### PROBLEM TO WORK ON
Below are the records; locate each line with the word "badge" and copy it.

** start DATA PROVIDED **

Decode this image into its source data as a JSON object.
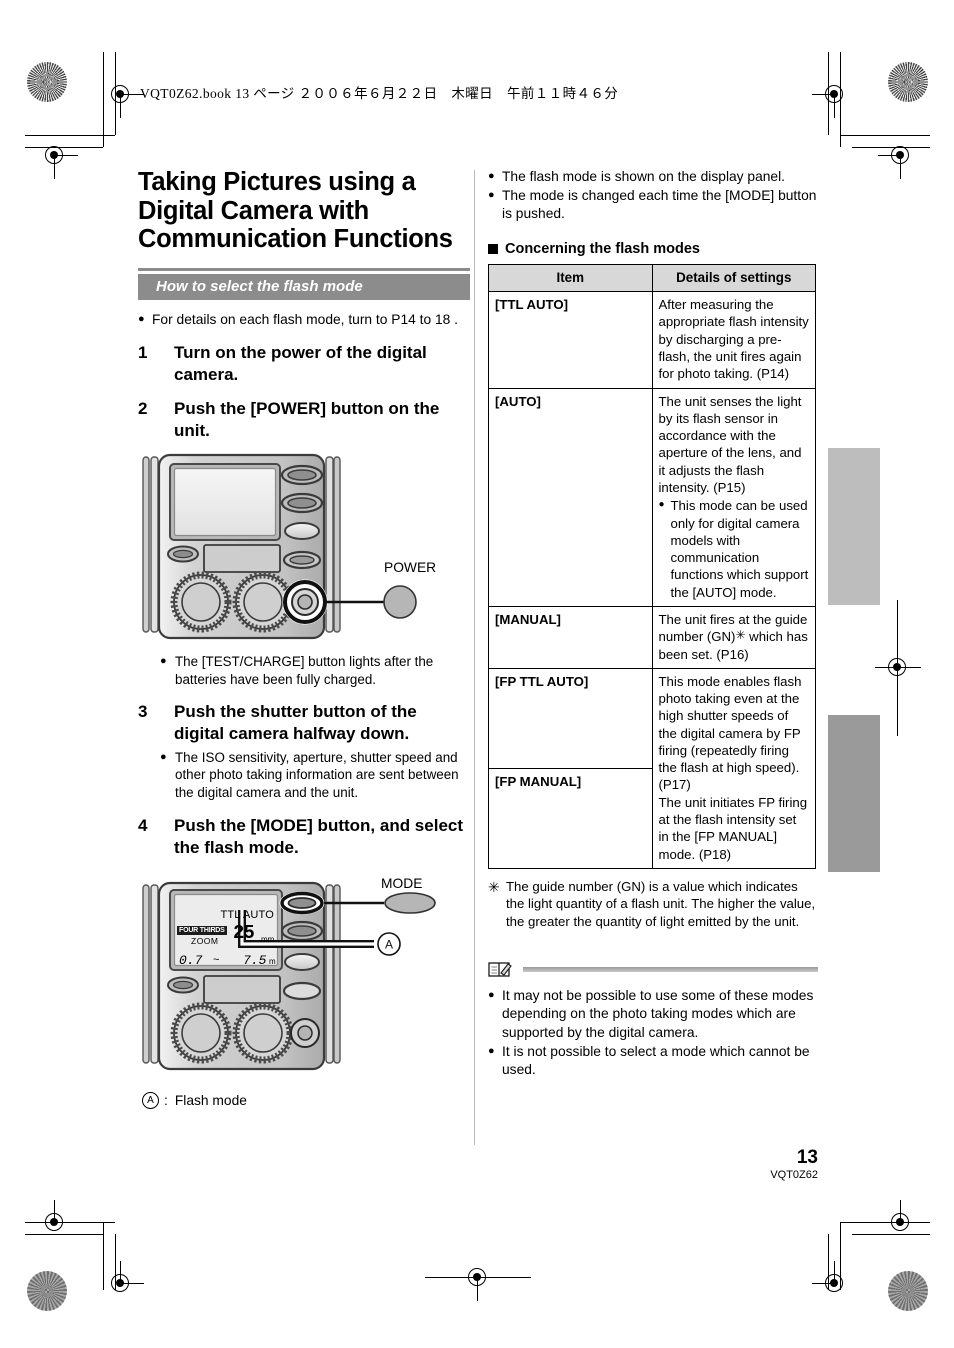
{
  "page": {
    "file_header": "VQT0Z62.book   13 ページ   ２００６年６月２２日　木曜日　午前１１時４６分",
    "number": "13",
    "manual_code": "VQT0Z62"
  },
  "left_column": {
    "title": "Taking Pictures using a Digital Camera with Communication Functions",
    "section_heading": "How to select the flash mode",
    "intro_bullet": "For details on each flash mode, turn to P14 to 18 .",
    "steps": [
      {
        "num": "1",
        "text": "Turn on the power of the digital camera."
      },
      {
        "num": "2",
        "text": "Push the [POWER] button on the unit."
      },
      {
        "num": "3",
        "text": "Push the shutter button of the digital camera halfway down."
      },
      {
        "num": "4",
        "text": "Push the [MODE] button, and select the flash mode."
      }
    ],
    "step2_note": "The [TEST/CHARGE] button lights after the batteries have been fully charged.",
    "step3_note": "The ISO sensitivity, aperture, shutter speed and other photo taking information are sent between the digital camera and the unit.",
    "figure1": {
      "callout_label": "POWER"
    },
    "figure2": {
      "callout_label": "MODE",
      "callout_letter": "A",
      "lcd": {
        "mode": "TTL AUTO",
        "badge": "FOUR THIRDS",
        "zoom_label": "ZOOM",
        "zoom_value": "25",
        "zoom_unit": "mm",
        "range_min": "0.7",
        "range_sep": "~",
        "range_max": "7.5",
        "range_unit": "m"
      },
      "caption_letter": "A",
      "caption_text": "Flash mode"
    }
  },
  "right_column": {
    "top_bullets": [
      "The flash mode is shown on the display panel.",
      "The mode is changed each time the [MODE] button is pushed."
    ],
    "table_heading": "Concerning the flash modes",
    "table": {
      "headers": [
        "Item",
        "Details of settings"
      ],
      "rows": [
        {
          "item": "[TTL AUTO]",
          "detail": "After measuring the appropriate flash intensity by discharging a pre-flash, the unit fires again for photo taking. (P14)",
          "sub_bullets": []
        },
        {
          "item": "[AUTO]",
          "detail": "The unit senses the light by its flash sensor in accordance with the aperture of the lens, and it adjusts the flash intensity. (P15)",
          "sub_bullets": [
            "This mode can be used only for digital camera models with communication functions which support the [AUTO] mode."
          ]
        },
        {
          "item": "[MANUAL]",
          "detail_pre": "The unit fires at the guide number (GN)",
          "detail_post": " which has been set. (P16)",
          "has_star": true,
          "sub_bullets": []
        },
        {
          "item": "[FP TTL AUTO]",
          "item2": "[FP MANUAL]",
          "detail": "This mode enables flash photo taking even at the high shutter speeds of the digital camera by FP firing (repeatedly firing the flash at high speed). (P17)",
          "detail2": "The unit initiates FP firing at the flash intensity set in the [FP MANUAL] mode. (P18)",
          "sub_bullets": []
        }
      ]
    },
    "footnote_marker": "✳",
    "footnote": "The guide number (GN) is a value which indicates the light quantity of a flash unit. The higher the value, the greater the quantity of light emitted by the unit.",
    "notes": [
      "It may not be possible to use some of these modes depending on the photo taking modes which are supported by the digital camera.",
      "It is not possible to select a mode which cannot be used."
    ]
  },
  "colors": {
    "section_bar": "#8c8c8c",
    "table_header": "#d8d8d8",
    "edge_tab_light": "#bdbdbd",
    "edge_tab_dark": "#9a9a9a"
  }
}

** end DATA PROVIDED **
** start DATA PROVIDED **

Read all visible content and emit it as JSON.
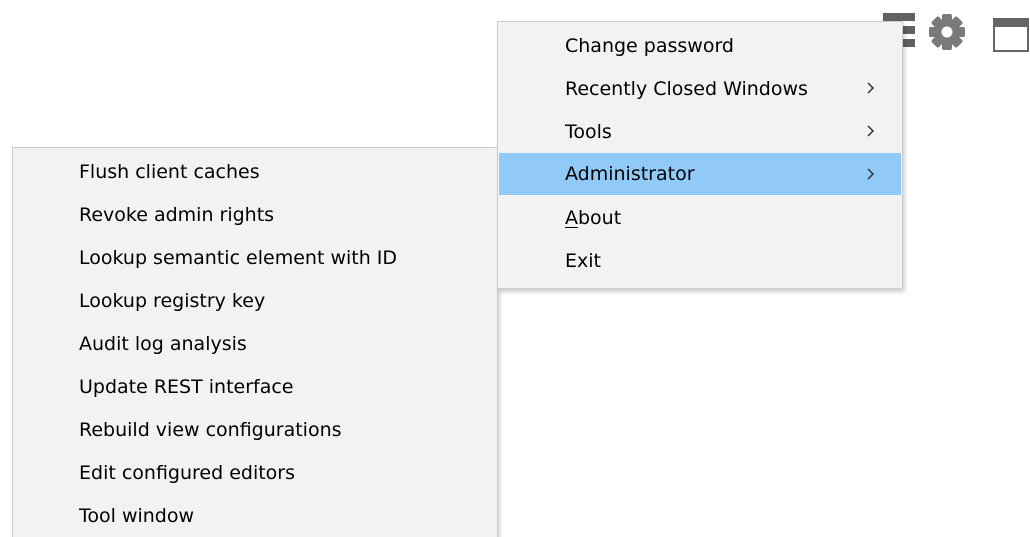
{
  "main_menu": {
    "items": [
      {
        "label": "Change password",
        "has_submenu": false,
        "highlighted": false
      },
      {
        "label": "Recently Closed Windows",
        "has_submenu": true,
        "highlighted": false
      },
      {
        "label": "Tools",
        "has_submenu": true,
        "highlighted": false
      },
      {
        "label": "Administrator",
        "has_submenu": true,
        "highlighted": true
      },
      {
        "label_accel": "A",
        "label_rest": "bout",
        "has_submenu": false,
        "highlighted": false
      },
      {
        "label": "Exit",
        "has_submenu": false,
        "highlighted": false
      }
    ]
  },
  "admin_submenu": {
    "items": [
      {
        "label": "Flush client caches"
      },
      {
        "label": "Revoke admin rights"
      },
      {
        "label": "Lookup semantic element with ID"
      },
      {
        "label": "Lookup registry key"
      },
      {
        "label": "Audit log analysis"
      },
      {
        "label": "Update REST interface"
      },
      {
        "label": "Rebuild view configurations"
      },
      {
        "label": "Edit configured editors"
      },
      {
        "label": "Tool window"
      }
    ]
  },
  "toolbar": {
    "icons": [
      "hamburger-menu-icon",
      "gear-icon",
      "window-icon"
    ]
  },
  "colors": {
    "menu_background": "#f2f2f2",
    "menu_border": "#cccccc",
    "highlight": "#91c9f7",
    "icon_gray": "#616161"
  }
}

** end DATA PROVIDED **
** start DATA PROVIDED **

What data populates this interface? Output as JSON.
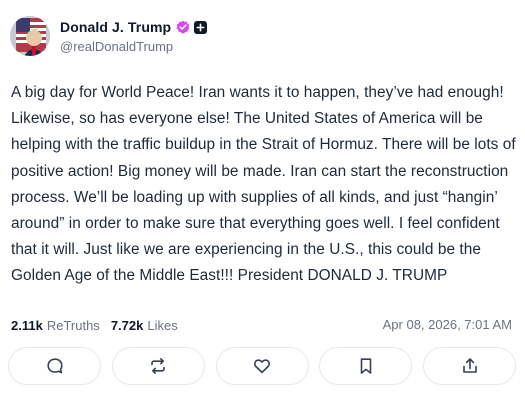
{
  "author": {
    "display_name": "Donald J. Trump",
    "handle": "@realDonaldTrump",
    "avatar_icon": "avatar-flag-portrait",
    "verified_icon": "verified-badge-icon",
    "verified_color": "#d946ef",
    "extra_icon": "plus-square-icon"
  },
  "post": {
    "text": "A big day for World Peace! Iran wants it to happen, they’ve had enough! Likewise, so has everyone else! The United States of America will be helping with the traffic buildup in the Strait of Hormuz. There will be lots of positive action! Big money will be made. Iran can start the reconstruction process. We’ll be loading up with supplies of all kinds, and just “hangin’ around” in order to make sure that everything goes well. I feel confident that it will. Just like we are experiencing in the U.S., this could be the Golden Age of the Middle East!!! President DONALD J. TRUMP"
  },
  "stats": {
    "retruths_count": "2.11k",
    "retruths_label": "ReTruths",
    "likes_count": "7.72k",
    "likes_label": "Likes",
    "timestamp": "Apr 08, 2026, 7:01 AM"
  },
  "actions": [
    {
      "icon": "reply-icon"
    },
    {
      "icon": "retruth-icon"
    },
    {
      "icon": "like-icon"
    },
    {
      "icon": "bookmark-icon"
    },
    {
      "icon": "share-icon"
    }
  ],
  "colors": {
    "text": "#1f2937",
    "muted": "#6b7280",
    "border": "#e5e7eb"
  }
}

** end DATA PROVIDED **

### COMPLETED EXERCISE
        "badge": "FOUR THIRDS",
    "verified_icon": "verified-badge-icon",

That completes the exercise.